*PROBLEM*.
From the passage about Kalyan as Flipkart's CEO, write out the section starting at "But like Kwan" and ending at "some were hard.", word for word.

*EXERCISE TEXT*.
=== Begin Enclosure ===
But like Kwan and Li Qi from another era, Kalyan is a serious, straightforward, non-controversial person. Decisions had to be made, even though some were hard.

That is one advantage of being a non-founder CEO. A senior employee in Flipkart Group says,

“When you are a CEO and not a founder, you can take decisions dispassionately. There are fewer sentiments. Flipkart has top talent, but the challenge is to get them to move forward with the company.”

An ex-employee, who has worked with Kalyan and Binny, agrees that Kalyan is a good option for Flipkart at this juncture, although there is talk that Tiger Global is tightening its grip on Flipkart with Kalyan, their right-hand man. “I feel it is a good move for Flipkart. In my past work engagements with Kalyan, I have found him to be a good leader and mentor. He has a lot of experience in the e-commerce industry. He knows the business, including the financial side of it. He is more of an experienced professional than an investor for Flipkart,” said this person, on condition of anonymity.
=== End Enclosure ===
*MATERIAL SHOWN*.
=== Begin Enclosure ===
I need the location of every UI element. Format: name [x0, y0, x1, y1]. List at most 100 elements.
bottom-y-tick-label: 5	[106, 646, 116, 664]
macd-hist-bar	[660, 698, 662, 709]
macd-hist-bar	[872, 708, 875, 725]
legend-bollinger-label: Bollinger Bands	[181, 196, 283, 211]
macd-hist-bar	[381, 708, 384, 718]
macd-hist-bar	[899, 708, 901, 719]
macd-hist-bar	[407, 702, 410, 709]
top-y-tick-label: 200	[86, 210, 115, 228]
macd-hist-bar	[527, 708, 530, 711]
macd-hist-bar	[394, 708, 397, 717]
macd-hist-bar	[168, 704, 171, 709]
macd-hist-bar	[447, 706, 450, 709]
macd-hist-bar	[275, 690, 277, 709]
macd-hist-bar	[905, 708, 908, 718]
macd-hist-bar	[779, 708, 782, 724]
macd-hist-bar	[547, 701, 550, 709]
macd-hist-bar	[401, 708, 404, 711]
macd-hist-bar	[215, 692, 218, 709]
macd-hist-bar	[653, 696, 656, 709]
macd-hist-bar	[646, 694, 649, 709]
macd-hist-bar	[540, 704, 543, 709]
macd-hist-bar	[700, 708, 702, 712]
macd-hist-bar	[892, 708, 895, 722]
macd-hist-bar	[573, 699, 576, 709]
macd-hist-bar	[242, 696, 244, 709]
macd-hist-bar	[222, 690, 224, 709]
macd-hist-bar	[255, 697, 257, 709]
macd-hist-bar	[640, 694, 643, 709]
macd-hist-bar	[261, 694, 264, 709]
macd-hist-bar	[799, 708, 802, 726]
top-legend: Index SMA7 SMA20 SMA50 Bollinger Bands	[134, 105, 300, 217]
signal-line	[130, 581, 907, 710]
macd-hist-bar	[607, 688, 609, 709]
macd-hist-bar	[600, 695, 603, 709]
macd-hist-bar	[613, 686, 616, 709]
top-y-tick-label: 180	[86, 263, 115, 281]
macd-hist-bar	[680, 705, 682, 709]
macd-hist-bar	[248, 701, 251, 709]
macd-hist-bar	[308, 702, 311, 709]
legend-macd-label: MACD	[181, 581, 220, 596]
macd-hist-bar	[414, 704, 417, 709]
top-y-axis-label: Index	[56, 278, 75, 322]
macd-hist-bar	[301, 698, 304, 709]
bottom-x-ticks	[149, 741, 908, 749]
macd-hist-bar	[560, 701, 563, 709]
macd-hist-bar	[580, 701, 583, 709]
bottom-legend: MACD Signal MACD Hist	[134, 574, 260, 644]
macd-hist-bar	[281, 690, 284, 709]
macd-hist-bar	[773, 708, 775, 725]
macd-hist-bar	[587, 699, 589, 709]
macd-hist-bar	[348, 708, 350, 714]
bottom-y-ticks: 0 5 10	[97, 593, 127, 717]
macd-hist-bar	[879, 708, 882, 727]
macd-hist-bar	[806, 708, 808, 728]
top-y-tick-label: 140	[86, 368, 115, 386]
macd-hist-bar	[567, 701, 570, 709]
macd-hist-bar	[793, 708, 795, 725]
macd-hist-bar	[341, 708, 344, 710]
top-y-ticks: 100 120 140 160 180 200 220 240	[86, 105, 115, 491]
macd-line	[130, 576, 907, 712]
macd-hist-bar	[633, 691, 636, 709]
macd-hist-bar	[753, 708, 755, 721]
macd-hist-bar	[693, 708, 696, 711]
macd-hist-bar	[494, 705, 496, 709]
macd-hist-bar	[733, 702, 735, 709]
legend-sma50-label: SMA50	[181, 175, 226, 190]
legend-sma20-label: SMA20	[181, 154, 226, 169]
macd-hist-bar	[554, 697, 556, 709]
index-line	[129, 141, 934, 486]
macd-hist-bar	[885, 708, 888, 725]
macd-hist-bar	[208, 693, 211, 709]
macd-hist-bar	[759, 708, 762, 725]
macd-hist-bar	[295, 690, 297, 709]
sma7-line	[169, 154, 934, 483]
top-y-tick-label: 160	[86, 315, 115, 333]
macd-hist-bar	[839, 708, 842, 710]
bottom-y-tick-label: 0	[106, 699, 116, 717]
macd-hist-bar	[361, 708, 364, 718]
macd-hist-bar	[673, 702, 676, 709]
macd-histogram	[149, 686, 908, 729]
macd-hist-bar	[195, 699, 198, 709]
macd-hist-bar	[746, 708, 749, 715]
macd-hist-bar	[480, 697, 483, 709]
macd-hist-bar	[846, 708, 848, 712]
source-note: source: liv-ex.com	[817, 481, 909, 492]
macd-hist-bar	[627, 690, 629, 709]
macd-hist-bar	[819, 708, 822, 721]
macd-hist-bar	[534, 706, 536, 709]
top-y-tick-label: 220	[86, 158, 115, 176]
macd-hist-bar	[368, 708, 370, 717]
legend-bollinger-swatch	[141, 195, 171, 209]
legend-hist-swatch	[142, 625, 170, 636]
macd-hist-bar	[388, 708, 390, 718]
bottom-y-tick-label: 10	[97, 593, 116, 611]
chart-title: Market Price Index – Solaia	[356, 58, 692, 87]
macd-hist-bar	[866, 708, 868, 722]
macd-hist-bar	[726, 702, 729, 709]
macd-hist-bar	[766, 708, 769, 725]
=== End Enclosure ===
*WRITTEN SOLUTION*.
But like Kwan and Li Qi from another era, Kalyan is a serious, straightforward, non-controversial person. Decisions had to be made, even though some were hard.